> Required task
Write out every entry precisely as given, leaving the pictures out.

> Data provided
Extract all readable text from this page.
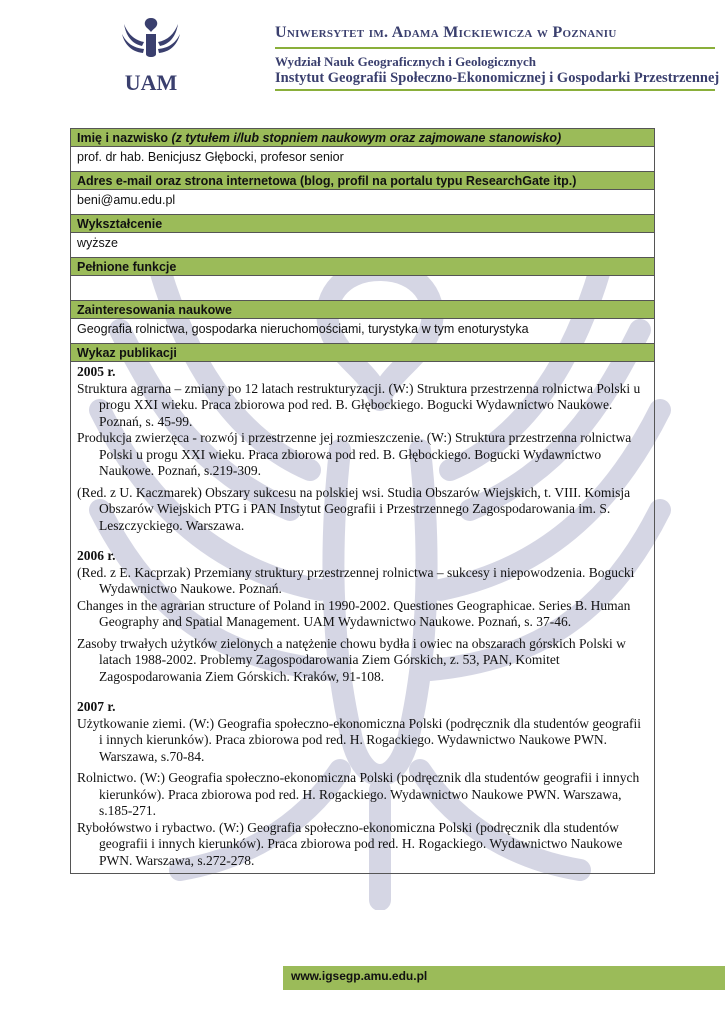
UAM
Uniwersytet im. Adama Mickiewicza w Poznaniu
Wydział Nauk Geograficznych i Geologicznych
Instytut Geografii Społeczno-Ekonomicznej i Gospodarki Przestrzennej
Imię i nazwisko (z tytułem i/lub stopniem naukowym oraz zajmowane stanowisko)
prof. dr hab. Benicjusz Głębocki, profesor senior
Adres e-mail oraz strona internetowa (blog, profil na portalu typu ResearchGate itp.)
beni@amu.edu.pl
Wykształcenie
wyższe
Pełnione funkcje
Zainteresowania naukowe
Geografia rolnictwa, gospodarka nieruchomościami, turystyka w tym enoturystyka
Wykaz publikacji
2005 r.

Struktura agrarna – zmiany po 12 latach restrukturyzacji. (W:) Struktura przestrzenna rolnictwa Polski u progu XXI wieku. Praca zbiorowa pod red. B. Głębockiego. Bogucki Wydawnictwo Naukowe. Poznań, s. 45-99.

Produkcja zwierzęca - rozwój i przestrzenne jej rozmieszczenie. (W:) Struktura przestrzenna rolnictwa Polski u progu XXI wieku. Praca zbiorowa pod red. B. Głębockiego. Bogucki Wydawnictwo Naukowe. Poznań, s.219-309.

(Red. z U. Kaczmarek) Obszary sukcesu na polskiej wsi. Studia Obszarów Wiejskich, t. VIII. Komisja Obszarów Wiejskich PTG i PAN Instytut Geografii i Przestrzennego Zagospodarowania im. S. Leszczyckiego. Warszawa.

2006 r.

(Red. z E. Kacprzak) Przemiany struktury przestrzennej rolnictwa – sukcesy i niepowodzenia. Bogucki Wydawnictwo Naukowe. Poznań.

Changes in the agrarian structure of Poland in 1990-2002. Questiones Geographicae. Series B. Human Geography and Spatial Management. UAM Wydawnictwo Naukowe. Poznań, s. 37-46.

Zasoby trwałych użytków zielonych a natężenie chowu bydła i owiec na obszarach górskich Polski w latach 1988-2002. Problemy Zagospodarowania Ziem Górskich, z. 53, PAN, Komitet Zagospodarowania Ziem Górskich. Kraków, 91-108.

2007 r.

Użytkowanie ziemi. (W:) Geografia społeczno-ekonomiczna Polski (podręcznik dla studentów geografii i innych kierunków). Praca zbiorowa pod red. H. Rogackiego. Wydawnictwo Naukowe PWN. Warszawa, s.70-84.

Rolnictwo. (W:) Geografia społeczno-ekonomiczna Polski (podręcznik dla studentów geografii i innych kierunków). Praca zbiorowa pod red. H. Rogackiego. Wydawnictwo Naukowe PWN. Warszawa, s.185-271.

Rybołówstwo i rybactwo. (W:) Geografia społeczno-ekonomiczna Polski (podręcznik dla studentów geografii i innych kierunków). Praca zbiorowa pod red. H. Rogackiego. Wydawnictwo Naukowe PWN. Warszawa, s.272-278.

www.igsegp.amu.edu.pl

> Task solution
Extract all readable text from this page.
UAM
Uniwersytet im. Adama Mickiewicza w Poznaniu
Wydział Nauk Geograficznych i Geologicznych
Instytut Geografii Społeczno-Ekonomicznej i Gospodarki Przestrzennej
Imię i nazwisko (z tytułem i/lub stopniem naukowym oraz zajmowane stanowisko)
prof. dr hab. Benicjusz Głębocki, profesor senior
Adres e-mail oraz strona internetowa (blog, profil na portalu typu ResearchGate itp.)
beni@amu.edu.pl
Wykształcenie
wyższe
Pełnione funkcje
Zainteresowania naukowe
Geografia rolnictwa, gospodarka nieruchomościami, turystyka w tym enoturystyka
Wykaz publikacji
2005 r.

Struktura agrarna – zmiany po 12 latach restrukturyzacji. (W:) Struktura przestrzenna rolnictwa Polski u progu XXI wieku. Praca zbiorowa pod red. B. Głębockiego. Bogucki Wydawnictwo Naukowe. Poznań, s. 45-99.

Produkcja zwierzęca - rozwój i przestrzenne jej rozmieszczenie. (W:) Struktura przestrzenna rolnictwa Polski u progu XXI wieku. Praca zbiorowa pod red. B. Głębockiego. Bogucki Wydawnictwo Naukowe. Poznań, s.219-309.

(Red. z U. Kaczmarek) Obszary sukcesu na polskiej wsi. Studia Obszarów Wiejskich, t. VIII. Komisja Obszarów Wiejskich PTG i PAN Instytut Geografii i Przestrzennego Zagospodarowania im. S. Leszczyckiego. Warszawa.

2006 r.

(Red. z E. Kacprzak) Przemiany struktury przestrzennej rolnictwa – sukcesy i niepowodzenia. Bogucki Wydawnictwo Naukowe. Poznań.

Changes in the agrarian structure of Poland in 1990-2002. Questiones Geographicae. Series B. Human Geography and Spatial Management. UAM Wydawnictwo Naukowe. Poznań, s. 37-46.

Zasoby trwałych użytków zielonych a natężenie chowu bydła i owiec na obszarach górskich Polski w latach 1988-2002. Problemy Zagospodarowania Ziem Górskich, z. 53, PAN, Komitet Zagospodarowania Ziem Górskich. Kraków, 91-108.

2007 r.

Użytkowanie ziemi. (W:) Geografia społeczno-ekonomiczna Polski (podręcznik dla studentów geografii i innych kierunków). Praca zbiorowa pod red. H. Rogackiego. Wydawnictwo Naukowe PWN. Warszawa, s.70-84.

Rolnictwo. (W:) Geografia społeczno-ekonomiczna Polski (podręcznik dla studentów geografii i innych kierunków). Praca zbiorowa pod red. H. Rogackiego. Wydawnictwo Naukowe PWN. Warszawa, s.185-271.

Rybołówstwo i rybactwo. (W:) Geografia społeczno-ekonomiczna Polski (podręcznik dla studentów geografii i innych kierunków). Praca zbiorowa pod red. H. Rogackiego. Wydawnictwo Naukowe PWN. Warszawa, s.272-278.

www.igsegp.amu.edu.pl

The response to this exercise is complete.